• [Stated goal]:
Find each line in the material that contains the string "France", matching case exactly, and copy those lines.

Listings of regions and labels
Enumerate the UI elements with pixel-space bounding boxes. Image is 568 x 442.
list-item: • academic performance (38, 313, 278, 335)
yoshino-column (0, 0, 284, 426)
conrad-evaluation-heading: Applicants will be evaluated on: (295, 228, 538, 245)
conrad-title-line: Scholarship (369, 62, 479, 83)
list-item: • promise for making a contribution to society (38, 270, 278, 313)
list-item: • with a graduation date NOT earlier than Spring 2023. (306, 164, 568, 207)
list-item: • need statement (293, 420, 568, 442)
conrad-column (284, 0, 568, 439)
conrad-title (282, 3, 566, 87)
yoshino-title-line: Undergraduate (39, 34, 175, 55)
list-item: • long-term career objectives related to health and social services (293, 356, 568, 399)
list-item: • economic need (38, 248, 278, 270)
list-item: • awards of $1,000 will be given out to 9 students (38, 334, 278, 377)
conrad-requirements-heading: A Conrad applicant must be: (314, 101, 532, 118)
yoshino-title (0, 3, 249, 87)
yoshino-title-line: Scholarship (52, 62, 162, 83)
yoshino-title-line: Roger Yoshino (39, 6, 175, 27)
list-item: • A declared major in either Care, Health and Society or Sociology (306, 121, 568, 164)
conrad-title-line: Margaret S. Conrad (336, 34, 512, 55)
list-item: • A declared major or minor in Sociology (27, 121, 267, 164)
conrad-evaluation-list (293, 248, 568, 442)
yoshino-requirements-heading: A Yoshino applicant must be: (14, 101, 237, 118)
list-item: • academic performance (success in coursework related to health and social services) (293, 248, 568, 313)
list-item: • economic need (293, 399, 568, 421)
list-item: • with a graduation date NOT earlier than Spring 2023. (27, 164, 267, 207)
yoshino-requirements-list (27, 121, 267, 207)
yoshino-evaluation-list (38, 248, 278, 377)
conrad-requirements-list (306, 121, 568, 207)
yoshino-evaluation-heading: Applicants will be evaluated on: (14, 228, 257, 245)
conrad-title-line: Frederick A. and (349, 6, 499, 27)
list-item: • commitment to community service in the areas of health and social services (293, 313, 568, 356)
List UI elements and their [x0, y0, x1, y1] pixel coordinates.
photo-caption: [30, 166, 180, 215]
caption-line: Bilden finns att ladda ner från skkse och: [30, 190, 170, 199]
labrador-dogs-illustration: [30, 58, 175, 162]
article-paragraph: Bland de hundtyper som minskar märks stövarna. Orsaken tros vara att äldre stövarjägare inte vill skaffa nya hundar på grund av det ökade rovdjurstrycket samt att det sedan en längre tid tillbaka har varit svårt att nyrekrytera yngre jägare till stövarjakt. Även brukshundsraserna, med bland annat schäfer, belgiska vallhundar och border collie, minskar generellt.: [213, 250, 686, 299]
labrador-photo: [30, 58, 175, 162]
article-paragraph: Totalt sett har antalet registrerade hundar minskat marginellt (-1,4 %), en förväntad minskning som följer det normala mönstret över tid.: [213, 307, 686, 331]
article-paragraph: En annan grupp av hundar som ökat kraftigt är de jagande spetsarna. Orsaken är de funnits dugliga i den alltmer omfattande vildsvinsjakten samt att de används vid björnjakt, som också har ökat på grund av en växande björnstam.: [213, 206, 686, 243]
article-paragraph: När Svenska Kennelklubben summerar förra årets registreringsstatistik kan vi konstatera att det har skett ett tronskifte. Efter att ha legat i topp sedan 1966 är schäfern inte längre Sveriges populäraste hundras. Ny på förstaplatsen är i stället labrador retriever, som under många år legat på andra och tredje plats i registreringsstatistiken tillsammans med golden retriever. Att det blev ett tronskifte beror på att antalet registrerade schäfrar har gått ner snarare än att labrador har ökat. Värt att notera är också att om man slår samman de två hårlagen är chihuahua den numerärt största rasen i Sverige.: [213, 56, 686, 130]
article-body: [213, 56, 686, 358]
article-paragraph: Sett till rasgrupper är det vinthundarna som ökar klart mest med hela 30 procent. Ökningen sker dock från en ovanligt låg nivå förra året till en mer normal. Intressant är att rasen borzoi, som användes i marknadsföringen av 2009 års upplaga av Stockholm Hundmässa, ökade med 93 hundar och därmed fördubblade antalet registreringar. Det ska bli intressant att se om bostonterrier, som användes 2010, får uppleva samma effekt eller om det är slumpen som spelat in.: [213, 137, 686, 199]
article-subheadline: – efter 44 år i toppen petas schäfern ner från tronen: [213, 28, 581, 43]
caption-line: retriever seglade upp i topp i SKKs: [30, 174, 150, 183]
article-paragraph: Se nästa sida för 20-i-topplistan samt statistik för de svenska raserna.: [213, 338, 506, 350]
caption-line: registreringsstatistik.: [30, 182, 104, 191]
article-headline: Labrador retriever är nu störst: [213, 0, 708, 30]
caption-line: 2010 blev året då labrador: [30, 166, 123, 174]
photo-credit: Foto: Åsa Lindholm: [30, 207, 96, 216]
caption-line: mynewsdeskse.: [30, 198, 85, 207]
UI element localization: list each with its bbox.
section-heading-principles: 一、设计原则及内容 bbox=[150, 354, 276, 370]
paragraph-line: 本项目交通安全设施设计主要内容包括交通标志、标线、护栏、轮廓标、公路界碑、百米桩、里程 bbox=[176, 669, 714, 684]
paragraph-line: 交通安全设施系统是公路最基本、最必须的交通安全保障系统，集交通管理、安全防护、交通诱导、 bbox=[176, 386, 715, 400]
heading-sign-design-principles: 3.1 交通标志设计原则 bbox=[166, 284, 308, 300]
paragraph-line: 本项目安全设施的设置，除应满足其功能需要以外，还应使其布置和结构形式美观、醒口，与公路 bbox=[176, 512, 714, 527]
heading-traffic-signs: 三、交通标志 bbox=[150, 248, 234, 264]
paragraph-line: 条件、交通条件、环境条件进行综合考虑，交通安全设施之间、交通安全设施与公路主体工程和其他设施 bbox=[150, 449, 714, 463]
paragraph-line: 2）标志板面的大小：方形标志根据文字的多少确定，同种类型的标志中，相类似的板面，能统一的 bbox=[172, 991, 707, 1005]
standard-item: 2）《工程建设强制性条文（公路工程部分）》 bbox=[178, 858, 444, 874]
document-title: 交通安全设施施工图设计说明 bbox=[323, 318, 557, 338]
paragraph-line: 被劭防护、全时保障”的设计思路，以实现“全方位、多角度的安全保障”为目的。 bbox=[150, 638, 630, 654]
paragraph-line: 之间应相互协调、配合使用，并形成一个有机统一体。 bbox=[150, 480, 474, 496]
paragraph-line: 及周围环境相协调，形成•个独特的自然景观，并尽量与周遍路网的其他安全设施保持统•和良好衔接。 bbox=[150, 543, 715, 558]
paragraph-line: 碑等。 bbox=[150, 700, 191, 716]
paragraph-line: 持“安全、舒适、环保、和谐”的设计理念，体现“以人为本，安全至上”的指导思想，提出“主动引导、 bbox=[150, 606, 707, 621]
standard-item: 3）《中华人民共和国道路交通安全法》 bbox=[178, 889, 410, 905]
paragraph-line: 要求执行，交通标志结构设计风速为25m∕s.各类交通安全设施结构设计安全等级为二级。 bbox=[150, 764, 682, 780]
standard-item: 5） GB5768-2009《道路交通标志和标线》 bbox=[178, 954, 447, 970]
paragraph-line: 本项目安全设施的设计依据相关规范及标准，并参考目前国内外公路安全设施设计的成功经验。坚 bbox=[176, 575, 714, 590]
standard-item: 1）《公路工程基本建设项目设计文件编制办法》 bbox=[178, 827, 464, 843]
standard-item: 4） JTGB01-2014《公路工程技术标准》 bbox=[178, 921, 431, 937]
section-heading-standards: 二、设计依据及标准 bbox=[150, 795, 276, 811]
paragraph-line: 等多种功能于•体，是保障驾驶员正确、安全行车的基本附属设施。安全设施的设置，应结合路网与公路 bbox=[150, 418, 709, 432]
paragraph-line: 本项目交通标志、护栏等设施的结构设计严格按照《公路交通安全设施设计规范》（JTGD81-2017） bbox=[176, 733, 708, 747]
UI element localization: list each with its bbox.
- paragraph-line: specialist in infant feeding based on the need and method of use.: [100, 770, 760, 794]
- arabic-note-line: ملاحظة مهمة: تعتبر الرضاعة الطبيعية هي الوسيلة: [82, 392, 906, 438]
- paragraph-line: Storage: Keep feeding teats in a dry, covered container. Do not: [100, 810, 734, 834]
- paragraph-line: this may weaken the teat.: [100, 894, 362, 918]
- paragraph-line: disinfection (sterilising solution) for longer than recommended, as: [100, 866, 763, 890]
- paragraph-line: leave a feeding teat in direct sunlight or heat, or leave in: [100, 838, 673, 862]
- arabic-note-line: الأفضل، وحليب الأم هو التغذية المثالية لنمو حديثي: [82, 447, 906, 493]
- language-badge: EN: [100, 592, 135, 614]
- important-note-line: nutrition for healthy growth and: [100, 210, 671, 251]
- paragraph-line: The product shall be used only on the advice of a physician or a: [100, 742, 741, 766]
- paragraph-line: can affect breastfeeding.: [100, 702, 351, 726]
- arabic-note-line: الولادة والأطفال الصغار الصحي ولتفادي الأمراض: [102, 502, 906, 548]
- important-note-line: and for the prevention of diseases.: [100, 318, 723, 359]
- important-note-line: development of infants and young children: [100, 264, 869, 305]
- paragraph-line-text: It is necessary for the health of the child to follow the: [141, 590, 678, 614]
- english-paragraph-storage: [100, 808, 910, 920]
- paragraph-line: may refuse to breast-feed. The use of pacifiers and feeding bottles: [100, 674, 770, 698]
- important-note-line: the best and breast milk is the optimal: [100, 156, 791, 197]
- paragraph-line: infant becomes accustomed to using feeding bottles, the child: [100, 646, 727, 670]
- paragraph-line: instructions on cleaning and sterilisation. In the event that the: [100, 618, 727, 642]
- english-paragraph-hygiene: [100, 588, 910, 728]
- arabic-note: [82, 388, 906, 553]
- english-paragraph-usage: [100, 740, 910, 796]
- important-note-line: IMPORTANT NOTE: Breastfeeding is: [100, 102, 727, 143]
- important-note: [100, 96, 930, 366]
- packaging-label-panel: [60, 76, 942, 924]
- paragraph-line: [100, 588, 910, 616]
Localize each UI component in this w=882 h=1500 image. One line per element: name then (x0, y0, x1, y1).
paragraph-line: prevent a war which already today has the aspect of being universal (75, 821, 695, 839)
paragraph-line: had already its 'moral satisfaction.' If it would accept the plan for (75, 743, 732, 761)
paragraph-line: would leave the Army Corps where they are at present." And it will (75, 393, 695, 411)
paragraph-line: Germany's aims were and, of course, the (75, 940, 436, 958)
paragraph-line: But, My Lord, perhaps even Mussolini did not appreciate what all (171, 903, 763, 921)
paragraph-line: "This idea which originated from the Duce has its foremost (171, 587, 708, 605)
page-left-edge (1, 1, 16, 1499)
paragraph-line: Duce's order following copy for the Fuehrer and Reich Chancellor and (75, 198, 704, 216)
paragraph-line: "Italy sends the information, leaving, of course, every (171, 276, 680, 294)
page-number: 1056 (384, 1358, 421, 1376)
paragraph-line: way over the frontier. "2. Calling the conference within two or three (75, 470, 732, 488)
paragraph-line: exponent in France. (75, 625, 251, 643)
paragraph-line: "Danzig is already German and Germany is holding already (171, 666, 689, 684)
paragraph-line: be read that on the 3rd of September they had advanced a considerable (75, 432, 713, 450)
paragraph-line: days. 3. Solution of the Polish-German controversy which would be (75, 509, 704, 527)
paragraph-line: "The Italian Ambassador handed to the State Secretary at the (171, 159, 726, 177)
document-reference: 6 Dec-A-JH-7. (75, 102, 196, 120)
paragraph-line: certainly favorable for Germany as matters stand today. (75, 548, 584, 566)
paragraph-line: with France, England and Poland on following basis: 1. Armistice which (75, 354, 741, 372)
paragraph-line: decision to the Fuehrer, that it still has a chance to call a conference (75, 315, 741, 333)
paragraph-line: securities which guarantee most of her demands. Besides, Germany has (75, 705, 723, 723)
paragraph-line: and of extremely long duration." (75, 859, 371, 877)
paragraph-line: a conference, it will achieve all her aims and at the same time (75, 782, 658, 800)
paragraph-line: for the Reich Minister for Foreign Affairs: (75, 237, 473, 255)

• [Reply to the task]:
paragraph-line: exponent in France. (75, 625, 251, 643)
paragraph-line: with France, England and Poland on following basis: 1. Armistice which (75, 354, 741, 372)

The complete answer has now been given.